**Goal:**
Work through the data and report how many lines include the string "painting", giving the number alone.

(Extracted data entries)

╔══

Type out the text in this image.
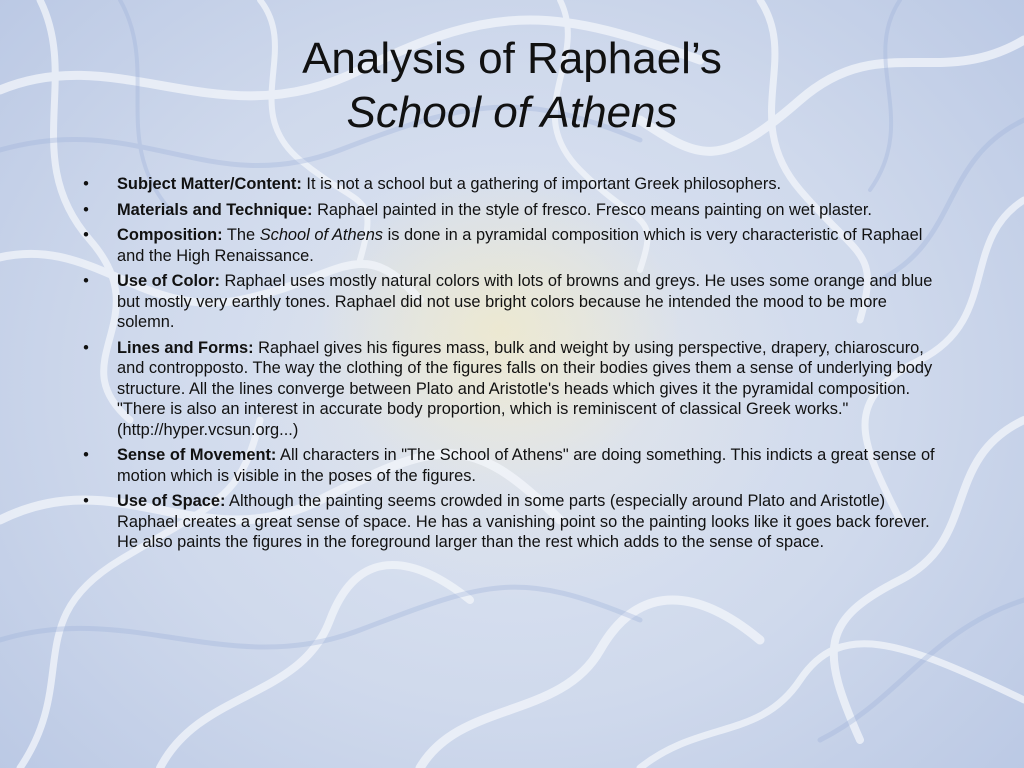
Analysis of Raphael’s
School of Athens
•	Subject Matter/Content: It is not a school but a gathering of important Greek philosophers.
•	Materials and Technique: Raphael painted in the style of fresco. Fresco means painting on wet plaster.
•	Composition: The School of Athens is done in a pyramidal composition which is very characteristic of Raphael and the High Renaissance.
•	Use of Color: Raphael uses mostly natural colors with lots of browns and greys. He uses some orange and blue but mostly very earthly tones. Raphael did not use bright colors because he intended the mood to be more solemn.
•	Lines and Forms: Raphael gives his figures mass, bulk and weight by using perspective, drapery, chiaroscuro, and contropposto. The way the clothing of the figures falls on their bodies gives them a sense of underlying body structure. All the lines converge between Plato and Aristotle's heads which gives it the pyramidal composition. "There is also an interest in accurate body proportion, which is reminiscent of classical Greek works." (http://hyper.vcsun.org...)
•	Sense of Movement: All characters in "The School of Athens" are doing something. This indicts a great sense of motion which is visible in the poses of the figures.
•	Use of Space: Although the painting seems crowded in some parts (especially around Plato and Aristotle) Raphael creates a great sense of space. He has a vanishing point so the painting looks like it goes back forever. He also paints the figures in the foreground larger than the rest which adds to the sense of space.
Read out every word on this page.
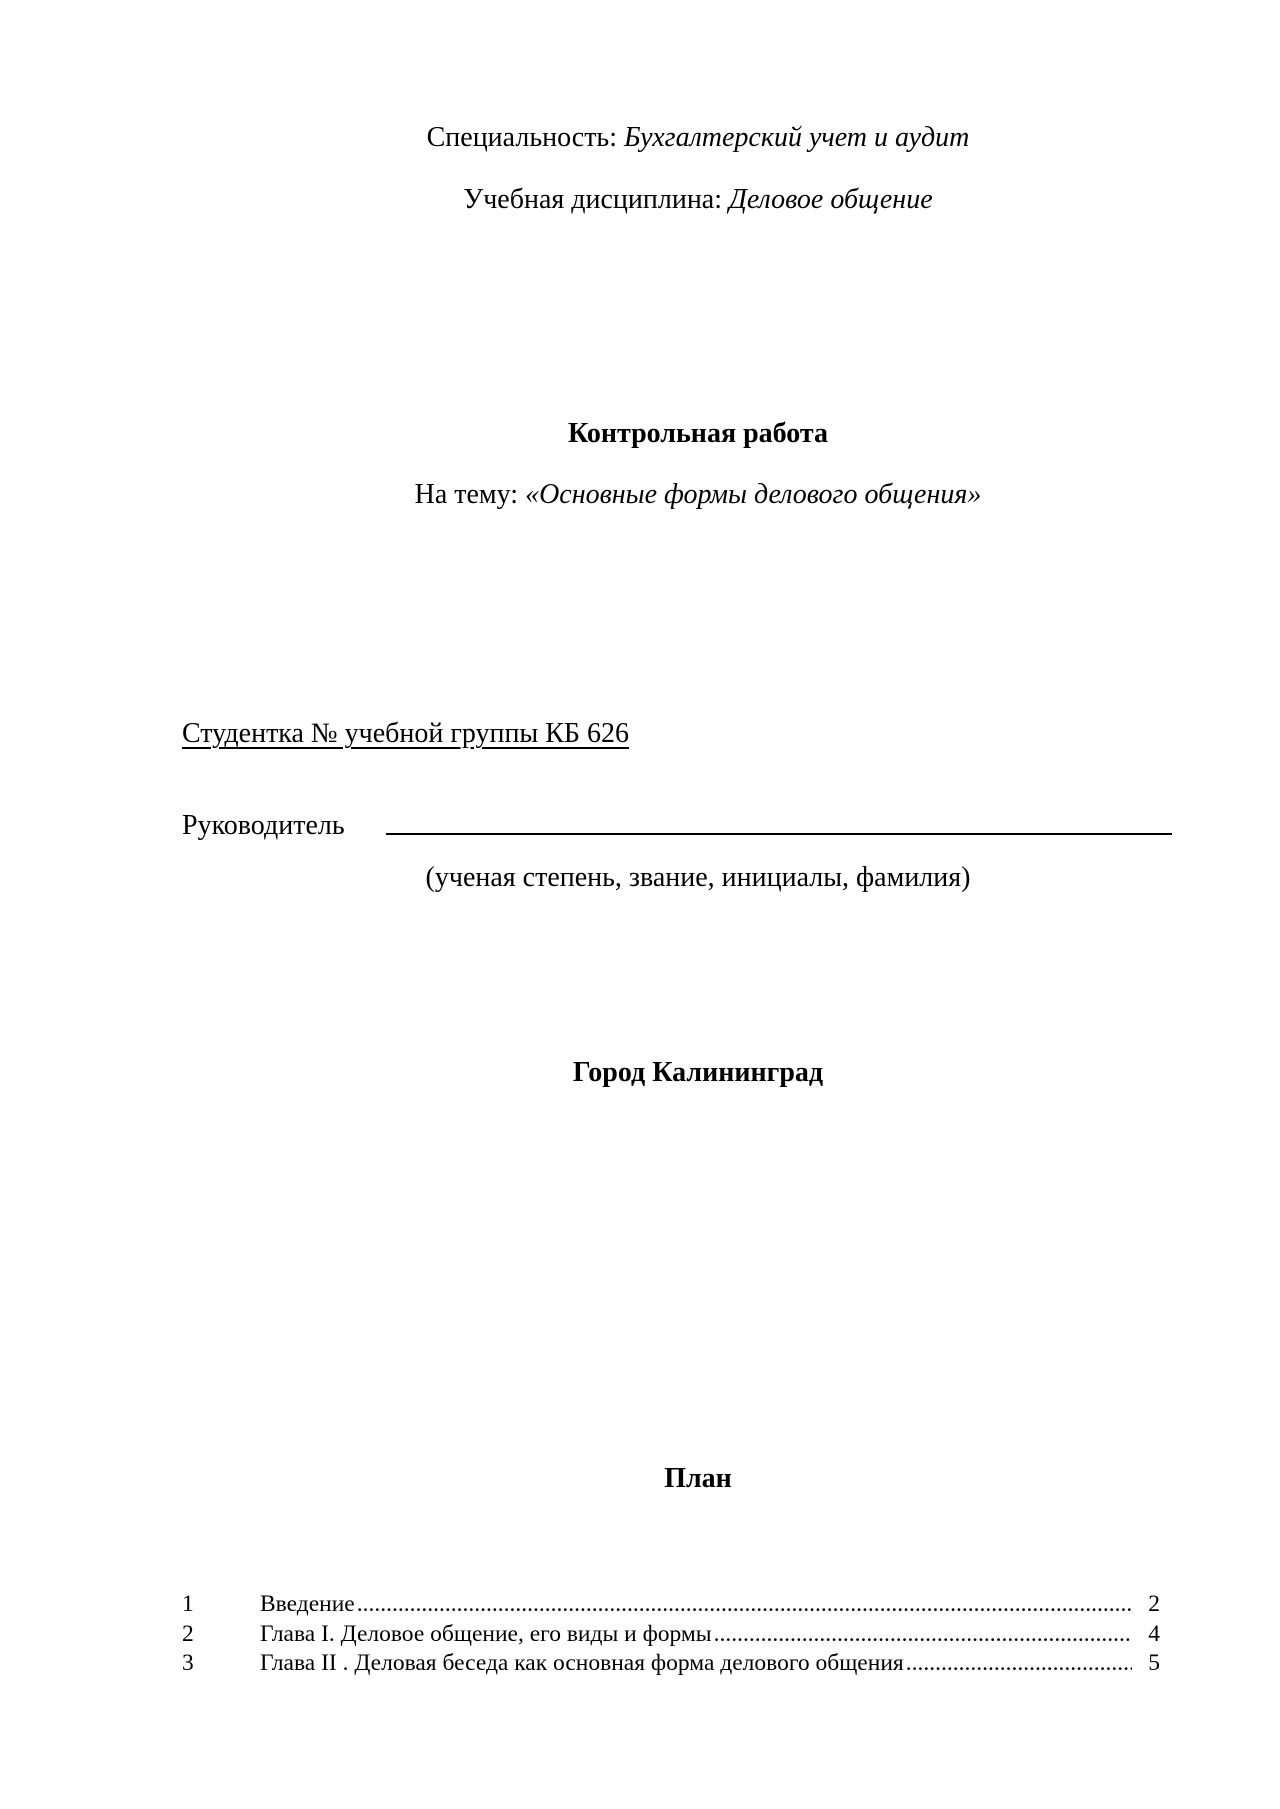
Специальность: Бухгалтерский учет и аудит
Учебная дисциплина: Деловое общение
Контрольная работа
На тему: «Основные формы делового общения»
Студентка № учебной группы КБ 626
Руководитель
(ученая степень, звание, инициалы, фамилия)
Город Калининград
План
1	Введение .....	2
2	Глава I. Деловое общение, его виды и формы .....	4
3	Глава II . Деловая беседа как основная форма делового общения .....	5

╚══

**Complete answer:**
2